WHAT IS NEEDED – Give the listing below again in full, exactly as written.
::: EXCERPTED DATA :::
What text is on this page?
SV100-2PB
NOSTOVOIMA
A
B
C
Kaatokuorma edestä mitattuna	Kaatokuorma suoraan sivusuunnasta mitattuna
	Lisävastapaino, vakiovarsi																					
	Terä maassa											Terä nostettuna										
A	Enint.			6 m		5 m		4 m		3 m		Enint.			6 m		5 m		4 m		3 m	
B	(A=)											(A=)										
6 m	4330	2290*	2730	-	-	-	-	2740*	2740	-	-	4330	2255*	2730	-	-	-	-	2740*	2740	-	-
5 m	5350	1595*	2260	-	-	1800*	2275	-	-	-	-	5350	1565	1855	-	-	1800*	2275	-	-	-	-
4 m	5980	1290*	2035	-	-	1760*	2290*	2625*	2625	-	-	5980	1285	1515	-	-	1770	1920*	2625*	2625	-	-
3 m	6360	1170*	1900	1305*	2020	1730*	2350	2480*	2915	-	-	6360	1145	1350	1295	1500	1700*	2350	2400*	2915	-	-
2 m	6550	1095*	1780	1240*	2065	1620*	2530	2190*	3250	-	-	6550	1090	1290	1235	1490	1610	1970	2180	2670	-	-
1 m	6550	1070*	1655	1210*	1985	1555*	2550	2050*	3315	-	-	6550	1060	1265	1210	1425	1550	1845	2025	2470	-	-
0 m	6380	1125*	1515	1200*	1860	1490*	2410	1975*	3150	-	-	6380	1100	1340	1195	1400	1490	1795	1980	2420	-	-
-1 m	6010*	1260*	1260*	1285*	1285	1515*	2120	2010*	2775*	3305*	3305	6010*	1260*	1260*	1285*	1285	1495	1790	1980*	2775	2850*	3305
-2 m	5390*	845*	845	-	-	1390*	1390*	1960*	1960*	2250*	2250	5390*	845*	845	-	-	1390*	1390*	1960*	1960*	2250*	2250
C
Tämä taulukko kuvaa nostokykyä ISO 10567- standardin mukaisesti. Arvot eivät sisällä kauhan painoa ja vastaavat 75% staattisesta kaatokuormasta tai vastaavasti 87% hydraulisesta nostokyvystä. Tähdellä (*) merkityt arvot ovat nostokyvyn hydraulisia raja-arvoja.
:::
OUTPUT FOR THIS EXERCISE –
What text is on this page?
SV100-2PB
NOSTOVOIMA
A
B
C
Kaatokuorma edestä mitattuna	Kaatokuorma suoraan sivusuunnasta mitattuna
	Lisävastapaino, vakiovarsi																					
	Terä maassa											Terä nostettuna										
A	Enint.			6 m		5 m		4 m		3 m		Enint.			6 m		5 m		4 m		3 m	
B	(A=)											(A=)										
6 m	4330	2290*	2730	-	-	-	-	2740*	2740	-	-	4330	2255*	2730	-	-	-	-	2740*	2740	-	-
5 m	5350	1595*	2260	-	-	1800*	2275	-	-	-	-	5350	1565	1855	-	-	1800*	2275	-	-	-	-
4 m	5980	1290*	2035	-	-	1760*	2290*	2625*	2625	-	-	5980	1285	1515	-	-	1770	1920*	2625*	2625	-	-
3 m	6360	1170*	1900	1305*	2020	1730*	2350	2480*	2915	-	-	6360	1145	1350	1295	1500	1700*	2350	2400*	2915	-	-
2 m	6550	1095*	1780	1240*	2065	1620*	2530	2190*	3250	-	-	6550	1090	1290	1235	1490	1610	1970	2180	2670	-	-
1 m	6550	1070*	1655	1210*	1985	1555*	2550	2050*	3315	-	-	6550	1060	1265	1210	1425	1550	1845	2025	2470	-	-
0 m	6380	1125*	1515	1200*	1860	1490*	2410	1975*	3150	-	-	6380	1100	1340	1195	1400	1490	1795	1980	2420	-	-
-1 m	6010*	1260*	1260*	1285*	1285	1515*	2120	2010*	2775*	3305*	3305	6010*	1260*	1260*	1285*	1285	1495	1790	1980*	2775	2850*	3305
-2 m	5390*	845*	845	-	-	1390*	1390*	1960*	1960*	2250*	2250	5390*	845*	845	-	-	1390*	1390*	1960*	1960*	2250*	2250
C
Tämä taulukko kuvaa nostokykyä ISO 10567- standardin mukaisesti. Arvot eivät sisällä kauhan painoa ja vastaavat 75% staattisesta kaatokuormasta tai vastaavasti 87% hydraulisesta nostokyvystä. Tähdellä (*) merkityt arvot ovat nostokyvyn hydraulisia raja-arvoja.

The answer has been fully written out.